KUTIPAN SUMBER:
========================================
GEJOLAK harga minyak telah membuat perusahaan-perusahaan migas dalam tekanan. Berbagai upaya pun dilakukan untuk bisa tetap bertahan dan berkembang, salah satunya melalui efisiensi. Tidak terkecuali bagi PT Saka Energi Indonesia, anak usaha PT Perusahaan Gas Negara (Persero) Tbk di sektor hulu migas.
Perusahaan yang pada enam bulan pertama 2017 membukukan pendapatan US$210,66 juta, naik 59% dibanding periode yang sama tahun lalu US$132,85 juta juga melakukan berbagai upaya efisien untuk tetap bisa survive.
Saka saat ini mengelola sepuluh PSC di Indonesia dan satu blok shale gas di Amerika Serikat, tiga di antaranya dioperasikan sepenuhnya oleh Saka dengan kepemilikan hak partisipasi 100%. Ketiga PSC tersebut adalah Pangkah, South Sesulu dan Wokam II.
Disisi lain, sebagai anak usaha PGN, rencana pembentukan induk usaha BUMN migas juga akan berpengaruh terhadap Saka Energi.
Untuk mengetahui sejauh mana upaya-upaya yang dilakukan Saka Energi menghadapi kondisi sektor minyak dan gas dan rencana pembentukan holding BUMN migas, wartawan Dunia Energi, Yurika, Rio Indrawan dan Alfian mewawancarai Komisaris Utama Saka Energi, Susilo Siswoutomo di Jakarta, baru-baru ini. Berikut kutipannya:
Bagaimana prospek Saka Energi ke depan jika melihat kondisi sektor minyak dan gas yang secara global masih fluktuatif?
Dalam kondisi industri migas yang terpuruk karena harga, ada banyak faktor yang berpengaruh. Hanya mereka-mereka yang efisien, professional, dan action oriented, yang akan survive. Dengan harga minyak, US$25, US$30, US$40 per barel, you cannot afford melakukan kegiatan-kegiatan yang tidak efisien. Baik dari segi teknis maupun non teknis. Ujung-ujungnya kita bisa memonitor SOP (standard operation procedure), cara bertindak.
Saya berharap Saka Energi bisa seperti Empala. Empala itu kijang yang lincah kesana kemari. Tidak terlalu gemuk, tidak terlalu kurus, sehingga bisa manuver kesana kemari. Karena dengan cara itulah kita akan bertahan.
Berpikir harus out of the box, kemudian mengefisienkan, memanfaatkan secara efektif kompetensi maupun profesinalisme dari SDM Saka. We challenge, we discussed, thinking out of the box.
========================================
CUPLIKAN ENTRI:

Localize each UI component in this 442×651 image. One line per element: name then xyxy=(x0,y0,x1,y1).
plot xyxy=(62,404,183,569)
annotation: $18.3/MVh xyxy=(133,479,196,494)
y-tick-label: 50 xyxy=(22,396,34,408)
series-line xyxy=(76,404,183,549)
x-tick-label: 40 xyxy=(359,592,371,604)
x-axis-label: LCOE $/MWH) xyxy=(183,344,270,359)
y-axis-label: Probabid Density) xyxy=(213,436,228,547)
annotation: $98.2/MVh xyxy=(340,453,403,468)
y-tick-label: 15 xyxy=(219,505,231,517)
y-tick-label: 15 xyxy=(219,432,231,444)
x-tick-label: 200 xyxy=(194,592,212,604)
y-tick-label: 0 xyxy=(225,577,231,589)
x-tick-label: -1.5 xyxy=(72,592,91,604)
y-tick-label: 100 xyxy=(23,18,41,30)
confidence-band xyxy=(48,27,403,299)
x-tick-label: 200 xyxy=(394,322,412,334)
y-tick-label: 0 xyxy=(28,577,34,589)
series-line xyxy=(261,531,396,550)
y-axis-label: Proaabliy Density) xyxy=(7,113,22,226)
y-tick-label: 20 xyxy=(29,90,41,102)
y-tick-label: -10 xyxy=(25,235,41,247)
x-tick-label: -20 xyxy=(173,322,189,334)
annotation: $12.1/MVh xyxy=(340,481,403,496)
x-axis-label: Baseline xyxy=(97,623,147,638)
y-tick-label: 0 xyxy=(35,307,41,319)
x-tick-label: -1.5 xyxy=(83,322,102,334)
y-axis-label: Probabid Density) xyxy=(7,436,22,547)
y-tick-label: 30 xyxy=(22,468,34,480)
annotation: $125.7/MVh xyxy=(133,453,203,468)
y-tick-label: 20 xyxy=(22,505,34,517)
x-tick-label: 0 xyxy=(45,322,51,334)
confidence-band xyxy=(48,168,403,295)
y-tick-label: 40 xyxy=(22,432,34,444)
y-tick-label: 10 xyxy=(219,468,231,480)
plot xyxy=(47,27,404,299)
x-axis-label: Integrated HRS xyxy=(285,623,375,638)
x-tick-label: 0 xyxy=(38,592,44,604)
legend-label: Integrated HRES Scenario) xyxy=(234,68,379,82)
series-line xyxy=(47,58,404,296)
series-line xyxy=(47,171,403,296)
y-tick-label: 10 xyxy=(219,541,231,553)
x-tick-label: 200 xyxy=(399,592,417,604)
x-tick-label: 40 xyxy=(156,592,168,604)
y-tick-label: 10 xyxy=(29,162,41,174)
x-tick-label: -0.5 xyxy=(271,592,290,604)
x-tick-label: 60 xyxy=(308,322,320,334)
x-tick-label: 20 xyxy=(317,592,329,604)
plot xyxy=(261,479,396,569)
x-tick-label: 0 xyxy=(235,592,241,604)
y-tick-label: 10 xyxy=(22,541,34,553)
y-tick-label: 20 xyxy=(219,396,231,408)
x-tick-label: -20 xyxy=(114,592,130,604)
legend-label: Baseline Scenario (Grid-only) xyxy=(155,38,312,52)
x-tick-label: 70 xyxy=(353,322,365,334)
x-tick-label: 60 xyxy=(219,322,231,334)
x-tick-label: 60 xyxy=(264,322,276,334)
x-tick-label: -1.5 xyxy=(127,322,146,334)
========================================
TUGAS ANDA:
1. Salin ulang bagian artikel tentang Saka Energi mulai dari "Perusahaan yang pada" sampai dengan "tetap bisa survive.", lalu ganti "pendapatan" dengan "penerimaan".
2. Menurut artikel tentang Saka Energi, apa saja tiga PSC yang dioperasikan sepenuhnya oleh Saka dengan hak partisipasi 100%?
3. Teruskan artikel tentang Saka Energi mulai dari kalimat sesudah kalimat terakhirnya.

JAWABAN:
1.
Perusahaan yang pada enam bulan pertama 2017 membukukan penerimaan US$210,66 juta, naik 59% dibanding periode yang sama tahun lalu US$132,85 juta juga melakukan berbagai upaya efisien untuk tetap bisa survive.

2. Pangkah, South Sesulu dan Wokam II.

3.
Upaya efisiensi seperti apa yang dilakukan Saka Energi?
Sebagai contoh kalau melakukan pemboran, biasa dilakukan 1,5 tahun bahkan lebih. Kami melakukan hanya enam bulan, secara bersama-sama. Kita cari titik masalah dan melakukan seefisien mungkin, termasuk pengadaan, schedule-nya, macam-macam. Sehingga kita bisa cut cost.
Kalau semakin lama kita ngebor bisa semakin mahal, satu hari saja bisa US$ 100 ribu atau Rp 1,3 miliar. Bisa dibayangkan, kalau molor setengah bulan bisa habis Rp 20 miliar. Kita betul-betul melihat ini, sehingga dalam evaluasi eksplorasi segala macam kita betul-betul memanfaatkan talent-talent yang ada secara rebellious, secara bagus dan efisien untuk mencari the best solution. Ujung-ujungnya supaya memangkas biaya, tanpa mengorbankan kualitas.
Kami berusaha melakukan yang terbaik, sehingga target terms of reference, termasuk biaya yang harus terjaga dan disesuaikan.
Kalau harus naik ojek, why not? Tidak usah bergaya. Gaya boleh kalau sudah discovery migas. Makanya, kami bisa discovery di Sulung dan Sedayu. Hal-hal seperti inilah yang menjadi backbone Saka.
Kami ingin berbeda. Berbeda dalam masalah profesionalisme, masalah efisiensi, dan cara menjalankan bisnis. Dengan begitu, kami mengharapkan menjadi perusahaan the partner of choice. Kami efisien dan transparan.
Dengan kondisi saat ini, apakah prospek bisnis di sektor hulu migas nasional masih menjanjikan?
Masalah future, suka atau tidak suka kalau orang mengatakan sudah senja kala oil and gas. Tapi Indonesia masih membutuhkan oil and gas. Produksi masih terus jalan. Discovery, eksplorasi, meskipun tidak cepat, masih harus jalan. Sehingga, ke depan strategi itulah yang digunakan.
Kami ingin jadi yang terbaik dalam hal positif, tidak mau jor-joran. Kami ingin join dengan the big boys, perusahaan-perusahaan besar yang punya pengalaman, sehingga kita masuk dengan ENI di Lapangan Jangkrik dan lainnya. Kita buktikan bahwa we can do something.
Blok-blok kami evaluasi betul-betul. Minyak sudah ada, tinggal diangkat. Ngangkat ke atas kalau terlalu mahal percuma. Lebih besar pasak daripada tiang. Oleh karena itu dicari teknologi, biaya operasi, sistem operasi yang betul-betul bisa mengangkat minyak tersebut agar bisa dimanfaatkan oleh negara. Dan juga memberikan return kepada perusahaan.
Kami menggunakan teknologi bukan untuk gagah-gagahan. Kami gunakan teknologi yang paling efisien dan efektif. Segala macam inovasi, segala macam cara, termasuk pengelolaannya. Itu yang selalu kami tekankan di Saka. The way we do business.
Saat ini Saka sudah menguasai 10 wilayah kerja migas di Indonesia dan satu shale gas di Texas, Amerika Serikat. Ke depannya ada rencana ekspansi lainnya?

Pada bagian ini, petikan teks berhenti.